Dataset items
------------------------------------------------------------------------
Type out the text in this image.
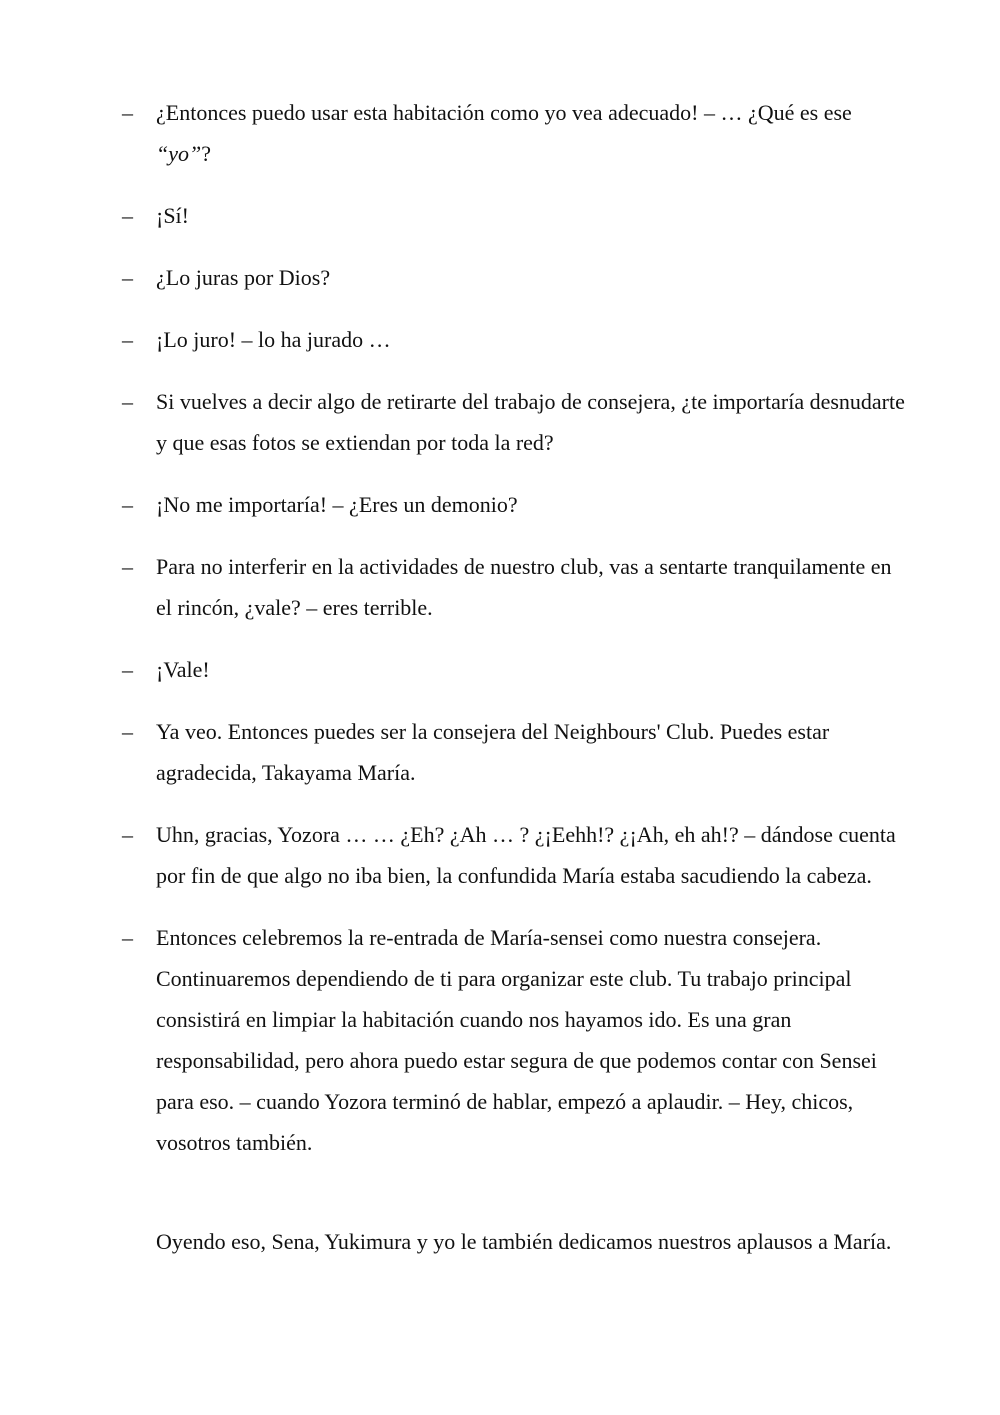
–	¿Entonces puedo usar esta habitación como yo vea adecuado! – … ¿Qué es ese
“yo”?
–	¡Sí!
–	¿Lo juras por Dios?
–	¡Lo juro! – lo ha jurado …
–	Si vuelves a decir algo de retirarte del trabajo de consejera, ¿te importaría desnudarte y que esas fotos se extiendan por toda la red?
–	¡No me importaría! – ¿Eres un demonio?
–	Para no interferir en la actividades de nuestro club, vas a sentarte tranquilamente en el rincón, ¿vale? – eres terrible.
–	¡Vale!
–	Ya veo. Entonces puedes ser la consejera del Neighbours' Club. Puedes estar agradecida, Takayama María.
–	Uhn, gracias, Yozora … … ¿Eh? ¿Ah … ? ¿¡Eehh!? ¿¡Ah, eh ah!? – dándose cuenta por fin de que algo no iba bien, la confundida María estaba sacudiendo la cabeza.
–	Entonces celebremos la re-entrada de María-sensei como nuestra consejera. Continuaremos dependiendo de ti para organizar este club. Tu trabajo principal consistirá en limpiar la habitación cuando nos hayamos ido. Es una gran responsabilidad, pero ahora puedo estar segura de que podemos contar con Sensei para eso. – cuando Yozora terminó de hablar, empezó a aplaudir. – Hey, chicos, vosotros también.

Oyendo eso, Sena, Yukimura y yo le también dedicamos nuestros aplausos a María.
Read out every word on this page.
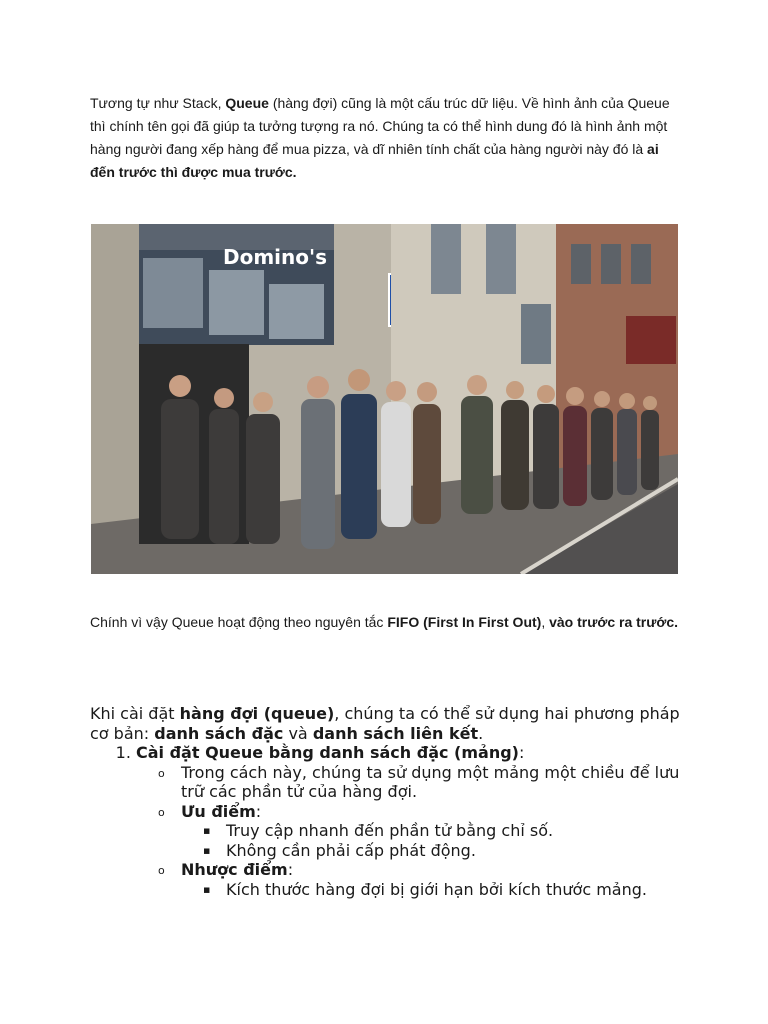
Tương tự như Stack, Queue (hàng đợi) cũng là một cấu trúc dữ liệu. Về hình ảnh của Queue thì chính tên gọi đã giúp ta tưởng tượng ra nó. Chúng ta có thể hình dung đó là hình ảnh một hàng người đang xếp hàng để mua pizza, và dĩ nhiên tính chất của hàng người này đó là ai đến trước thì được mua trước.

Domino's

Chính vì vậy Queue hoạt động theo nguyên tắc FIFO (First In First Out), vào trước ra trước.

Khi cài đặt hàng đợi (queue), chúng ta có thể sử dụng hai phương pháp cơ bản: danh sách đặc và danh sách liên kết.

1. Cài đặt Queue bằng danh sách đặc (mảng):
o Trong cách này, chúng ta sử dụng một mảng một chiều để lưu trữ các phần tử của hàng đợi.
o Ưu điểm:
▪ Truy cập nhanh đến phần tử bằng chỉ số.
▪ Không cần phải cấp phát động.
o Nhược điểm:
▪ Kích thước hàng đợi bị giới hạn bởi kích thước mảng.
------------------------------------------------------------------------
## OBJECTIVE
Above are records to transcribe exactly; leave their pictures out.

## WRITTEN SOLUTION
Type out the text in this image.
–	¿Entonces puedo usar esta habitación como yo vea adecuado! – … ¿Qué es ese
“yo”?
–	¡Sí!
–	¿Lo juras por Dios?
–	¡Lo juro! – lo ha jurado …
–	Si vuelves a decir algo de retirarte del trabajo de consejera, ¿te importaría desnudarte y que esas fotos se extiendan por toda la red?
–	¡No me importaría! – ¿Eres un demonio?
–	Para no interferir en la actividades de nuestro club, vas a sentarte tranquilamente en el rincón, ¿vale? – eres terrible.
–	¡Vale!
–	Ya veo. Entonces puedes ser la consejera del Neighbours' Club. Puedes estar agradecida, Takayama María.
–	Uhn, gracias, Yozora … … ¿Eh? ¿Ah … ? ¿¡Eehh!? ¿¡Ah, eh ah!? – dándose cuenta por fin de que algo no iba bien, la confundida María estaba sacudiendo la cabeza.
–	Entonces celebremos la re-entrada de María-sensei como nuestra consejera. Continuaremos dependiendo de ti para organizar este club. Tu trabajo principal consistirá en limpiar la habitación cuando nos hayamos ido. Es una gran responsabilidad, pero ahora puedo estar segura de que podemos contar con Sensei para eso. – cuando Yozora terminó de hablar, empezó a aplaudir. – Hey, chicos, vosotros también.

Oyendo eso, Sena, Yukimura y yo le también dedicamos nuestros aplausos a María.
Read out every word on this page.
Tương tự như Stack, Queue (hàng đợi) cũng là một cấu trúc dữ liệu. Về hình ảnh của Queue thì chính tên gọi đã giúp ta tưởng tượng ra nó. Chúng ta có thể hình dung đó là hình ảnh một hàng người đang xếp hàng để mua pizza, và dĩ nhiên tính chất của hàng người này đó là ai đến trước thì được mua trước.

Domino's

Chính vì vậy Queue hoạt động theo nguyên tắc FIFO (First In First Out), vào trước ra trước.

Khi cài đặt hàng đợi (queue), chúng ta có thể sử dụng hai phương pháp cơ bản: danh sách đặc và danh sách liên kết.

1. Cài đặt Queue bằng danh sách đặc (mảng):
o Trong cách này, chúng ta sử dụng một mảng một chiều để lưu trữ các phần tử của hàng đợi.
o Ưu điểm:
▪ Truy cập nhanh đến phần tử bằng chỉ số.
▪ Không cần phải cấp phát động.
o Nhược điểm:
▪ Kích thước hàng đợi bị giới hạn bởi kích thước mảng.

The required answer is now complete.